- _GIVEN TASK_: Copy each line of the entries beneath that contains the word "pada".

··· ROWS ···

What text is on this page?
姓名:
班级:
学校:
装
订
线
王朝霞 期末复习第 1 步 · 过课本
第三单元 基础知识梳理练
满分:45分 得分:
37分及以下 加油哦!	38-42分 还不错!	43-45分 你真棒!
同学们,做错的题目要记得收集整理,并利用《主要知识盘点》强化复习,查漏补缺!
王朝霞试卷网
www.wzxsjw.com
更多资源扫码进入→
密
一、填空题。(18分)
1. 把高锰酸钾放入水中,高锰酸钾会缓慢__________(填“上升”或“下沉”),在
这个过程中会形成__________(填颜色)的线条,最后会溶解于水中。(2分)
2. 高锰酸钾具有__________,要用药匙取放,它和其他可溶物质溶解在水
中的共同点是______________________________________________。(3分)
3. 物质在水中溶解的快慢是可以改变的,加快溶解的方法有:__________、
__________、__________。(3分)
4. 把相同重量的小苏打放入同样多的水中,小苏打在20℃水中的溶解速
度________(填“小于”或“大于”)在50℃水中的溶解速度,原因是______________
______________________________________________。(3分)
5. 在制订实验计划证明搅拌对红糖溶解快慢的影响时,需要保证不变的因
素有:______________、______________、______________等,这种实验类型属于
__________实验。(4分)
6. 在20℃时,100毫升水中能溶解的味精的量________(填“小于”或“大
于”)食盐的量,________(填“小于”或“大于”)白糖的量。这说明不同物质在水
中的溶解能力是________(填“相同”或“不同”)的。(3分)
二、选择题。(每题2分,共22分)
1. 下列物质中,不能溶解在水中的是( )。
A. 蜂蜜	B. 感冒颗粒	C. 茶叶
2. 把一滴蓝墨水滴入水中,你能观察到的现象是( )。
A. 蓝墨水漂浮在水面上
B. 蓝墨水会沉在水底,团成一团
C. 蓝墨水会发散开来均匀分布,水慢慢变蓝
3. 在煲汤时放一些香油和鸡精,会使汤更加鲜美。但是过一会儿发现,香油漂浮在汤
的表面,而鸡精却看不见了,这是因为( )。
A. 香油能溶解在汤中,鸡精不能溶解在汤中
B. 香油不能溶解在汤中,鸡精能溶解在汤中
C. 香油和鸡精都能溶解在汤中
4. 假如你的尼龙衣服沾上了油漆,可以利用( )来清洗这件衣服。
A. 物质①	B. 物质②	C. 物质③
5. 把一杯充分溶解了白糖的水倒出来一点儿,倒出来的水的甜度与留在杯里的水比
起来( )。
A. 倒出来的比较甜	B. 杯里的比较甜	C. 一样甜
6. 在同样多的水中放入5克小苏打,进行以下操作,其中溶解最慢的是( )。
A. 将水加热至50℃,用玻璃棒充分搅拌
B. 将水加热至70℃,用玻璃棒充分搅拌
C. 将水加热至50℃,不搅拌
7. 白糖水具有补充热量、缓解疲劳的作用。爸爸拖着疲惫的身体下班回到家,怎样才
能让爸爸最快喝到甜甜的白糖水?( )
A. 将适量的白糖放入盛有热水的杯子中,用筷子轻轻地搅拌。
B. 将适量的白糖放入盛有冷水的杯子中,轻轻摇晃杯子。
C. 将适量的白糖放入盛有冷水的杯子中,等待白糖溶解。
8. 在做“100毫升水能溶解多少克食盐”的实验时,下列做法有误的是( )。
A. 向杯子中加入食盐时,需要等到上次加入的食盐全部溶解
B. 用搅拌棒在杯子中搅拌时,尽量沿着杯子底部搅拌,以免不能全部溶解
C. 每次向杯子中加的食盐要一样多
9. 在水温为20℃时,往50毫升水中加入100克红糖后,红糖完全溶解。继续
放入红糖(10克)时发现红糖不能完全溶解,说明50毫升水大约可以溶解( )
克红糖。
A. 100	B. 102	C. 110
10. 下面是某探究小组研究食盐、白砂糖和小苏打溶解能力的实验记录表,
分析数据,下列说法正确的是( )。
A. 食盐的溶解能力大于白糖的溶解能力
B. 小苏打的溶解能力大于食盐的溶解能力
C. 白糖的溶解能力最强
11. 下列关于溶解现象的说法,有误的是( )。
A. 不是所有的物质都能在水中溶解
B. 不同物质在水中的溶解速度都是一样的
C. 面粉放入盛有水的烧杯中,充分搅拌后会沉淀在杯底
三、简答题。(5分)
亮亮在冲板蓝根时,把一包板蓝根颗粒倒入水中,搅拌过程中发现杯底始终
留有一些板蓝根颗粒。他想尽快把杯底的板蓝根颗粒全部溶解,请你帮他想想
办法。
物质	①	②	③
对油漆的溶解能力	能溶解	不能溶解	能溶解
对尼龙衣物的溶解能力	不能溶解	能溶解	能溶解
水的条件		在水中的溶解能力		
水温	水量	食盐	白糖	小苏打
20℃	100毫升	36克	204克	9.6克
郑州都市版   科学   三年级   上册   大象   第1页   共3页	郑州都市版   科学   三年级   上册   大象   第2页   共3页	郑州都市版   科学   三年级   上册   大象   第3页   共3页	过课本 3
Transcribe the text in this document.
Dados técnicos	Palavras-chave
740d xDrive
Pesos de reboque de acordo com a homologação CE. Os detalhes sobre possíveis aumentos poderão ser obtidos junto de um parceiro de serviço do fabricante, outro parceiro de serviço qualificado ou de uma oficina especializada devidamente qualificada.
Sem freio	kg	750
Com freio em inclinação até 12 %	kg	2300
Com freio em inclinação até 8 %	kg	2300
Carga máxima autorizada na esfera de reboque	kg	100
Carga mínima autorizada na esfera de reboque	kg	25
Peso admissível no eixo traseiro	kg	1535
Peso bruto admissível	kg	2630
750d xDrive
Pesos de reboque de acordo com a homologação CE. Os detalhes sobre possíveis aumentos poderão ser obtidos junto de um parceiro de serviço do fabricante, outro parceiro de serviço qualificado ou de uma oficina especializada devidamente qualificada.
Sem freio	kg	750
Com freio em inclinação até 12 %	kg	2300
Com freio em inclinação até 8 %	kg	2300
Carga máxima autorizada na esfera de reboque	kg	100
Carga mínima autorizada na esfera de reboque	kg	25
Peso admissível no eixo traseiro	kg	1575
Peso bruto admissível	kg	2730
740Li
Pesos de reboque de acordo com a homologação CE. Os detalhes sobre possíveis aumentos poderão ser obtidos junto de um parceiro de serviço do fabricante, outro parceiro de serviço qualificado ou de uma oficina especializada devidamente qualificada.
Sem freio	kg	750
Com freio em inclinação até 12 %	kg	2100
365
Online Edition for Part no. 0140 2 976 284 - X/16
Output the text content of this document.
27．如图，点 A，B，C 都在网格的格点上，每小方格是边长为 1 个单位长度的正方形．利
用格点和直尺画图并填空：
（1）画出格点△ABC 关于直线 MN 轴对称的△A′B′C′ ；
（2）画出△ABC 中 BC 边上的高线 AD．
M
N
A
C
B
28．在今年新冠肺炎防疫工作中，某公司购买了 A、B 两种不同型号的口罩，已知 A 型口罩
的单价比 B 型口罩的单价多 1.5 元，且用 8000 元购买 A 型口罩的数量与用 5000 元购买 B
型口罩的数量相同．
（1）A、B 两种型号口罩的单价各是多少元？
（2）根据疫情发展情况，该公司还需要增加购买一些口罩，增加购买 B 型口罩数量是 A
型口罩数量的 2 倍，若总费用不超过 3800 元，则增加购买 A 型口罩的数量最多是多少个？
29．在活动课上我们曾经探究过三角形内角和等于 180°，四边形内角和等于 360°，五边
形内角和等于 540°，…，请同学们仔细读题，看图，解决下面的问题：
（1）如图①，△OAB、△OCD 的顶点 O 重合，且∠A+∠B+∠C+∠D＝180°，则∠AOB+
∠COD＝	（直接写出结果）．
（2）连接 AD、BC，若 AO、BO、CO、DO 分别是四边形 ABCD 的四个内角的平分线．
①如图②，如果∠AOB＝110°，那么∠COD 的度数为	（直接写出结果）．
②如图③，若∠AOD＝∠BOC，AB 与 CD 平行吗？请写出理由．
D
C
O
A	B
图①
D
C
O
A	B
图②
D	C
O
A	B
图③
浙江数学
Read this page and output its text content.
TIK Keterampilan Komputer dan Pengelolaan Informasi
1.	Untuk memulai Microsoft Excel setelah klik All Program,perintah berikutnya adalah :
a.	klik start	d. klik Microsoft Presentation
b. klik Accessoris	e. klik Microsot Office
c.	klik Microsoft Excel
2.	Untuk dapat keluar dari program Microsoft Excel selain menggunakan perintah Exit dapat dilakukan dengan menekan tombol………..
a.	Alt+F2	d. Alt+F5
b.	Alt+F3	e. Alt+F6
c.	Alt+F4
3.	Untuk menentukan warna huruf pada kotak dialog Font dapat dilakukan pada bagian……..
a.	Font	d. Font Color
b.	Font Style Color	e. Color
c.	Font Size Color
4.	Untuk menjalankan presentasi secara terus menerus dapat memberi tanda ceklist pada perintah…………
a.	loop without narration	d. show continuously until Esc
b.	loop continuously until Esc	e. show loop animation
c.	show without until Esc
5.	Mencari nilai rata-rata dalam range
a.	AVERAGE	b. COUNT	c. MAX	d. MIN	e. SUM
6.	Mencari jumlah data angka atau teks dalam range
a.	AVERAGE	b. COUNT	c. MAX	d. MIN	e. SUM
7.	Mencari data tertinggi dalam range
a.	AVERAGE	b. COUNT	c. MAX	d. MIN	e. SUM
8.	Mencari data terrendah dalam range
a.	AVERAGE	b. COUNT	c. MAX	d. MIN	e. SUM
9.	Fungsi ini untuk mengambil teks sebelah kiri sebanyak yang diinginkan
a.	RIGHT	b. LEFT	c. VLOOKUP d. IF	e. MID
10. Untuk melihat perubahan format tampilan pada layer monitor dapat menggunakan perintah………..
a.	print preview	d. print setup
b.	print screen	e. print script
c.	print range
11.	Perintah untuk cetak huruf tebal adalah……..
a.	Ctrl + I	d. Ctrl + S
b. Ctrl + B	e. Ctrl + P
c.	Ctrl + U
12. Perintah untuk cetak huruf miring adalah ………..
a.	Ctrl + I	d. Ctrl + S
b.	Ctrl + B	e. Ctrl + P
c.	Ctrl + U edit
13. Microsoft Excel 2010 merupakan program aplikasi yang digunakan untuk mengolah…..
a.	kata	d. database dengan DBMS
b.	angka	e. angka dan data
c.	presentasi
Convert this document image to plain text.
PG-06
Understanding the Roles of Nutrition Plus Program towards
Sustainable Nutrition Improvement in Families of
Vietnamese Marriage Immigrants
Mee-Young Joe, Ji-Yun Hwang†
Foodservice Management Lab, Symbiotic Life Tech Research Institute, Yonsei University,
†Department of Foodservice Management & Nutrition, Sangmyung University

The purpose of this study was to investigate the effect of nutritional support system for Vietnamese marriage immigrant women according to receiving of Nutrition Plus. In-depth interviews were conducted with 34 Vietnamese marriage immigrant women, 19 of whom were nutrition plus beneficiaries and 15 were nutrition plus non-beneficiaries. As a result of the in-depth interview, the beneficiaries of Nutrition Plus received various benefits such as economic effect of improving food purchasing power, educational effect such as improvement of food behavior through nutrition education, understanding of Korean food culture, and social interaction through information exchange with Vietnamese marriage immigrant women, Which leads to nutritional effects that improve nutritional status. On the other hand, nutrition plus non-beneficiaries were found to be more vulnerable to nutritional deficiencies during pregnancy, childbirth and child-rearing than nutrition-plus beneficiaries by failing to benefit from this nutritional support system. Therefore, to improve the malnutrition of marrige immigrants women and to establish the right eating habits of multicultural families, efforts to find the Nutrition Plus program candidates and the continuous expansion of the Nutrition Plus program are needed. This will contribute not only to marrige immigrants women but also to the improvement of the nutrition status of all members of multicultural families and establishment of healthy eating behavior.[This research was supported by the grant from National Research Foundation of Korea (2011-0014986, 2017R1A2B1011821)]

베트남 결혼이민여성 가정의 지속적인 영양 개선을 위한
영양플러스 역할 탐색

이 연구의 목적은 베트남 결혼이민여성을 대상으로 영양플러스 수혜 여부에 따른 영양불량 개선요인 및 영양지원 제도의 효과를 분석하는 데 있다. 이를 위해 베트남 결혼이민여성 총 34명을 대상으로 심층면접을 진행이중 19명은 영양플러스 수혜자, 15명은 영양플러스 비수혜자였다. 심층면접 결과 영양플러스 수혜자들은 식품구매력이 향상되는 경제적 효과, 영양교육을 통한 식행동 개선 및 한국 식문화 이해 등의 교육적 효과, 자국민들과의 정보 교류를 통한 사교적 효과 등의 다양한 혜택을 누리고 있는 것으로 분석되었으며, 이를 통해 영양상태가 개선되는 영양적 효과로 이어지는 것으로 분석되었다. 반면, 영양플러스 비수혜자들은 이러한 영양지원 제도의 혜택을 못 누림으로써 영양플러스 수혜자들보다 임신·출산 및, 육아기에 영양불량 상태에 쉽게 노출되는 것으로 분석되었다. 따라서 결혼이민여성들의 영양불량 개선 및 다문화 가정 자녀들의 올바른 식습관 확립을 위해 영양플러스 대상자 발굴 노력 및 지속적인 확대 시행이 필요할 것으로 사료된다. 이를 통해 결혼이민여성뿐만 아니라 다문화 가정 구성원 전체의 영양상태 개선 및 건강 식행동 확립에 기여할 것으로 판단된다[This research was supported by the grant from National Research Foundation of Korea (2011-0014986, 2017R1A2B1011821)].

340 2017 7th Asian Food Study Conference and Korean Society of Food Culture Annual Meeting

···

- _SOLUTION TO THE EXERCISE_:
3.	Untuk menentukan warna huruf pada kotak dialog Font dapat dilakukan pada bagian……..
4.	Untuk menjalankan presentasi secara terus menerus dapat memberi tanda ceklist pada perintah…………
10. Untuk melihat perubahan format tampilan pada layer monitor dapat menggunakan perintah………..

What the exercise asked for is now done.